Data to use ->
---------------
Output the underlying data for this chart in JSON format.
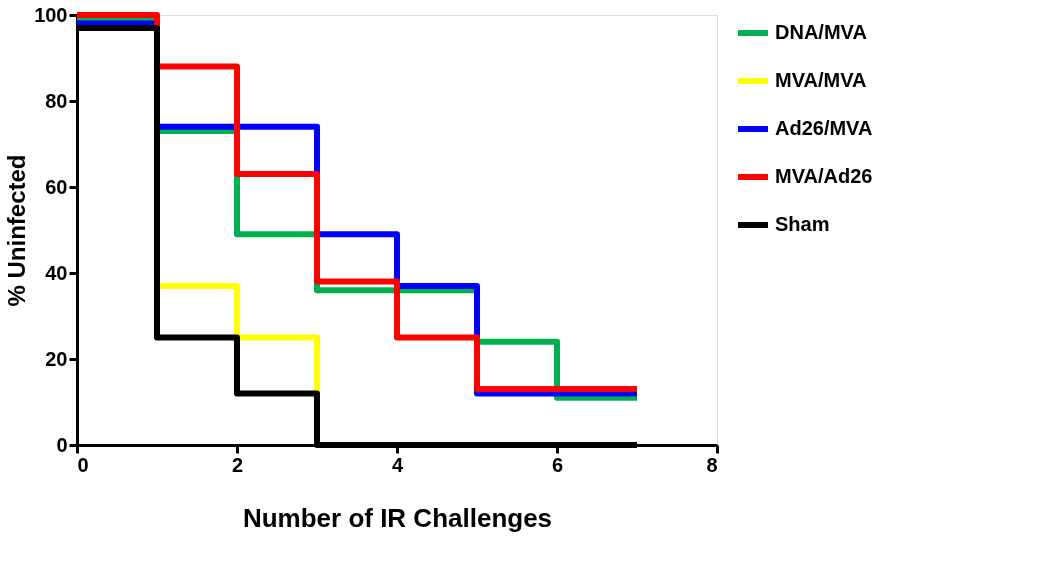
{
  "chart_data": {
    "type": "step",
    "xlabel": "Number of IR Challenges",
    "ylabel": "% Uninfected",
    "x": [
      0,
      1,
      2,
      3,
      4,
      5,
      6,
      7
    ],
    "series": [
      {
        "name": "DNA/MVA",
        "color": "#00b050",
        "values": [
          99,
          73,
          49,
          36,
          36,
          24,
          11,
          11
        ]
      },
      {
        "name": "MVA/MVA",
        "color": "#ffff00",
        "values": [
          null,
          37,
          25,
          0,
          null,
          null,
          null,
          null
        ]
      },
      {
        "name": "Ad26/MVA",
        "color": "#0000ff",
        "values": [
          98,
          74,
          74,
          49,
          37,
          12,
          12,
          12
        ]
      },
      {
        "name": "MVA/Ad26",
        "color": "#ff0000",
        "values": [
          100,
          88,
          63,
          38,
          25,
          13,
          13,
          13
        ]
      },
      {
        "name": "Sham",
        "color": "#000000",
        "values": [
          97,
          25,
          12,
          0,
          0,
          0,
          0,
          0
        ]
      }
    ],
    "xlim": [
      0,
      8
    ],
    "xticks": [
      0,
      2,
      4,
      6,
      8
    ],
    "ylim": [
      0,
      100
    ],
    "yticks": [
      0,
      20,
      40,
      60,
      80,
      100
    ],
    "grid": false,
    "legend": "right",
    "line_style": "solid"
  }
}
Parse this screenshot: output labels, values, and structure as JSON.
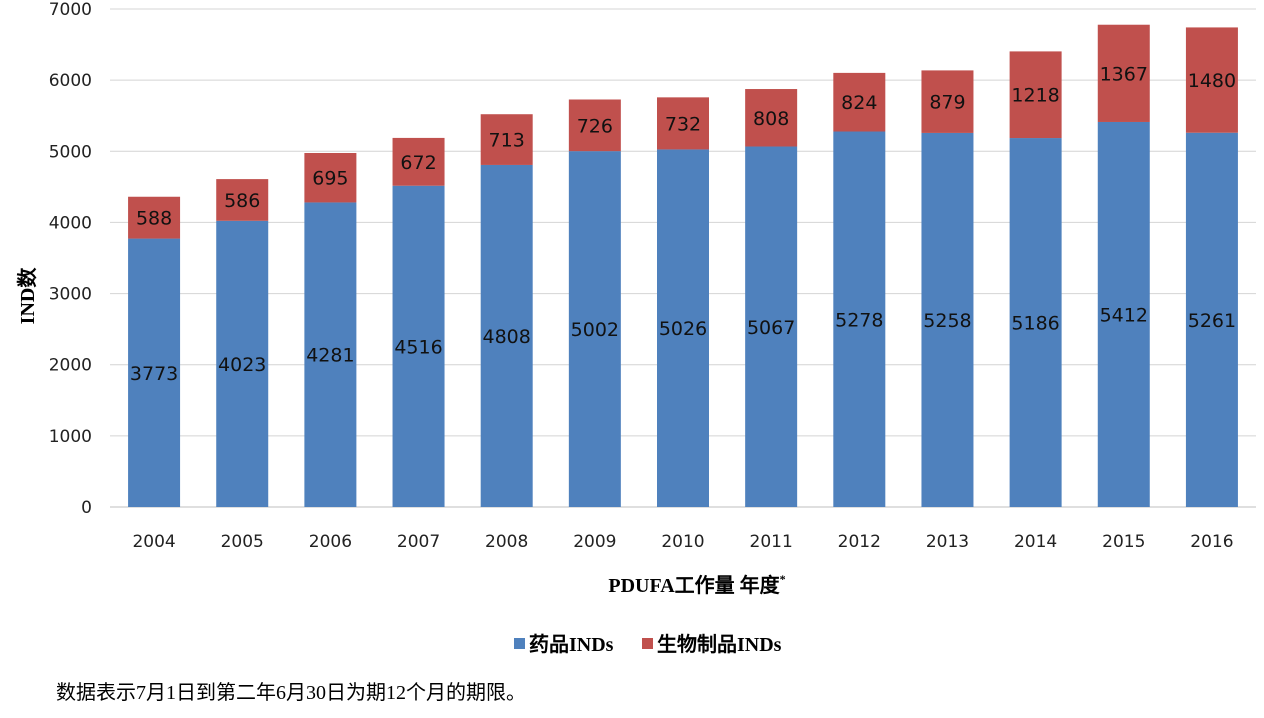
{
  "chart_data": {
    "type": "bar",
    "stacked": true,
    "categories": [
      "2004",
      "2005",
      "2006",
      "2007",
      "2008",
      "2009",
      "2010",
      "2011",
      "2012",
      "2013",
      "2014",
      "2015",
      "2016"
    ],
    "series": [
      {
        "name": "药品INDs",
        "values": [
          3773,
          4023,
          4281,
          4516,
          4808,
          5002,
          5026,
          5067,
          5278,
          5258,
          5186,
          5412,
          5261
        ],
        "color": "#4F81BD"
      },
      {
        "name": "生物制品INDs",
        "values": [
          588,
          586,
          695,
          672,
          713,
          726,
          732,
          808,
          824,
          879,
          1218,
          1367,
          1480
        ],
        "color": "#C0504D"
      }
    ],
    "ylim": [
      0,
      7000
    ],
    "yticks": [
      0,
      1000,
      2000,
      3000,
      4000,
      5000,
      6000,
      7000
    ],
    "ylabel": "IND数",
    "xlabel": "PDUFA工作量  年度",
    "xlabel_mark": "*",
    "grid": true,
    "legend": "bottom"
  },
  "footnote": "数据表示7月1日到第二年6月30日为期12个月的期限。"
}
---------------
Goal -> Copy every record above exactly, leaving out the pictures.

Worked solution ->
Output the underlying data for this chart in JSON format.
{
  "chart_data": {
    "type": "step",
    "xlabel": "Number of IR Challenges",
    "ylabel": "% Uninfected",
    "x": [
      0,
      1,
      2,
      3,
      4,
      5,
      6,
      7
    ],
    "series": [
      {
        "name": "DNA/MVA",
        "color": "#00b050",
        "values": [
          99,
          73,
          49,
          36,
          36,
          24,
          11,
          11
        ]
      },
      {
        "name": "MVA/MVA",
        "color": "#ffff00",
        "values": [
          null,
          37,
          25,
          0,
          null,
          null,
          null,
          null
        ]
      },
      {
        "name": "Ad26/MVA",
        "color": "#0000ff",
        "values": [
          98,
          74,
          74,
          49,
          37,
          12,
          12,
          12
        ]
      },
      {
        "name": "MVA/Ad26",
        "color": "#ff0000",
        "values": [
          100,
          88,
          63,
          38,
          25,
          13,
          13,
          13
        ]
      },
      {
        "name": "Sham",
        "color": "#000000",
        "values": [
          97,
          25,
          12,
          0,
          0,
          0,
          0,
          0
        ]
      }
    ],
    "xlim": [
      0,
      8
    ],
    "xticks": [
      0,
      2,
      4,
      6,
      8
    ],
    "ylim": [
      0,
      100
    ],
    "yticks": [
      0,
      20,
      40,
      60,
      80,
      100
    ],
    "grid": false,
    "legend": "right",
    "line_style": "solid"
  }
}
Parse this screenshot: output labels, values, and structure as JSON.
{
  "chart_data": {
    "type": "bar",
    "stacked": true,
    "categories": [
      "2004",
      "2005",
      "2006",
      "2007",
      "2008",
      "2009",
      "2010",
      "2011",
      "2012",
      "2013",
      "2014",
      "2015",
      "2016"
    ],
    "series": [
      {
        "name": "药品INDs",
        "values": [
          3773,
          4023,
          4281,
          4516,
          4808,
          5002,
          5026,
          5067,
          5278,
          5258,
          5186,
          5412,
          5261
        ],
        "color": "#4F81BD"
      },
      {
        "name": "生物制品INDs",
        "values": [
          588,
          586,
          695,
          672,
          713,
          726,
          732,
          808,
          824,
          879,
          1218,
          1367,
          1480
        ],
        "color": "#C0504D"
      }
    ],
    "ylim": [
      0,
      7000
    ],
    "yticks": [
      0,
      1000,
      2000,
      3000,
      4000,
      5000,
      6000,
      7000
    ],
    "ylabel": "IND数",
    "xlabel": "PDUFA工作量  年度",
    "xlabel_mark": "*",
    "grid": true,
    "legend": "bottom"
  },
  "footnote": "数据表示7月1日到第二年6月30日为期12个月的期限。"
}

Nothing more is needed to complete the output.